-- Begin --

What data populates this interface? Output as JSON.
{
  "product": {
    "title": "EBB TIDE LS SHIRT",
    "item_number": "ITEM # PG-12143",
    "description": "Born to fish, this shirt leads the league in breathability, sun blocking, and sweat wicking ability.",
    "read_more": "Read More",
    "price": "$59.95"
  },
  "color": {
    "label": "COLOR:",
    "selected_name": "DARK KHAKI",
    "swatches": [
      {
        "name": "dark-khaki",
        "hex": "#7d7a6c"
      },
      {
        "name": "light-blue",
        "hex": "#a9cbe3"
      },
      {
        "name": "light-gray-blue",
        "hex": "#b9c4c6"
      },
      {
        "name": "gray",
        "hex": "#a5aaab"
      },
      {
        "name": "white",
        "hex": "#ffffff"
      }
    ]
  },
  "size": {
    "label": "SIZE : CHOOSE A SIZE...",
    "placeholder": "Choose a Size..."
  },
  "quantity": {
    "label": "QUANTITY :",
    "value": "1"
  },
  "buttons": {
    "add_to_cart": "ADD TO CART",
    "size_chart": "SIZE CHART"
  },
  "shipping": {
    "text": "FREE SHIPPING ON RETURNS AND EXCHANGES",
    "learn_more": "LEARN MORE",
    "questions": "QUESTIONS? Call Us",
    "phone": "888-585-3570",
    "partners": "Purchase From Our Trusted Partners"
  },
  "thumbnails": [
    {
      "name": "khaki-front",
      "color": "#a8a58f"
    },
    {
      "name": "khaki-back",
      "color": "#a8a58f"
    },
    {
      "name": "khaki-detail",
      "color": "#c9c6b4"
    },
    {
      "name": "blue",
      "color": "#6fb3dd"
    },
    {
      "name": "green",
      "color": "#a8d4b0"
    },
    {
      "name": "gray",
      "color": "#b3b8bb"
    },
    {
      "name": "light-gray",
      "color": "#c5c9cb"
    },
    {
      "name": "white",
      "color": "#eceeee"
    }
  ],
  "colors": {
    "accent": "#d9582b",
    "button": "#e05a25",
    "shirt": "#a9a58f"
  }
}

-- End --

- **What you have to do**
Write the material out again word for word.

- **Expected output**
What data populates this interface? Output as JSON.
{
  "product": {
    "title": "EBB TIDE LS SHIRT",
    "item_number": "ITEM # PG-12143",
    "description": "Born to fish, this shirt leads the league in breathability, sun blocking, and sweat wicking ability.",
    "read_more": "Read More",
    "price": "$59.95"
  },
  "color": {
    "label": "COLOR:",
    "selected_name": "DARK KHAKI",
    "swatches": [
      {
        "name": "dark-khaki",
        "hex": "#7d7a6c"
      },
      {
        "name": "light-blue",
        "hex": "#a9cbe3"
      },
      {
        "name": "light-gray-blue",
        "hex": "#b9c4c6"
      },
      {
        "name": "gray",
        "hex": "#a5aaab"
      },
      {
        "name": "white",
        "hex": "#ffffff"
      }
    ]
  },
  "size": {
    "label": "SIZE : CHOOSE A SIZE...",
    "placeholder": "Choose a Size..."
  },
  "quantity": {
    "label": "QUANTITY :",
    "value": "1"
  },
  "buttons": {
    "add_to_cart": "ADD TO CART",
    "size_chart": "SIZE CHART"
  },
  "shipping": {
    "text": "FREE SHIPPING ON RETURNS AND EXCHANGES",
    "learn_more": "LEARN MORE",
    "questions": "QUESTIONS? Call Us",
    "phone": "888-585-3570",
    "partners": "Purchase From Our Trusted Partners"
  },
  "thumbnails": [
    {
      "name": "khaki-front",
      "color": "#a8a58f"
    },
    {
      "name": "khaki-back",
      "color": "#a8a58f"
    },
    {
      "name": "khaki-detail",
      "color": "#c9c6b4"
    },
    {
      "name": "blue",
      "color": "#6fb3dd"
    },
    {
      "name": "green",
      "color": "#a8d4b0"
    },
    {
      "name": "gray",
      "color": "#b3b8bb"
    },
    {
      "name": "light-gray",
      "color": "#c5c9cb"
    },
    {
      "name": "white",
      "color": "#eceeee"
    }
  ],
  "colors": {
    "accent": "#d9582b",
    "button": "#e05a25",
    "shirt": "#a9a58f"
  }
}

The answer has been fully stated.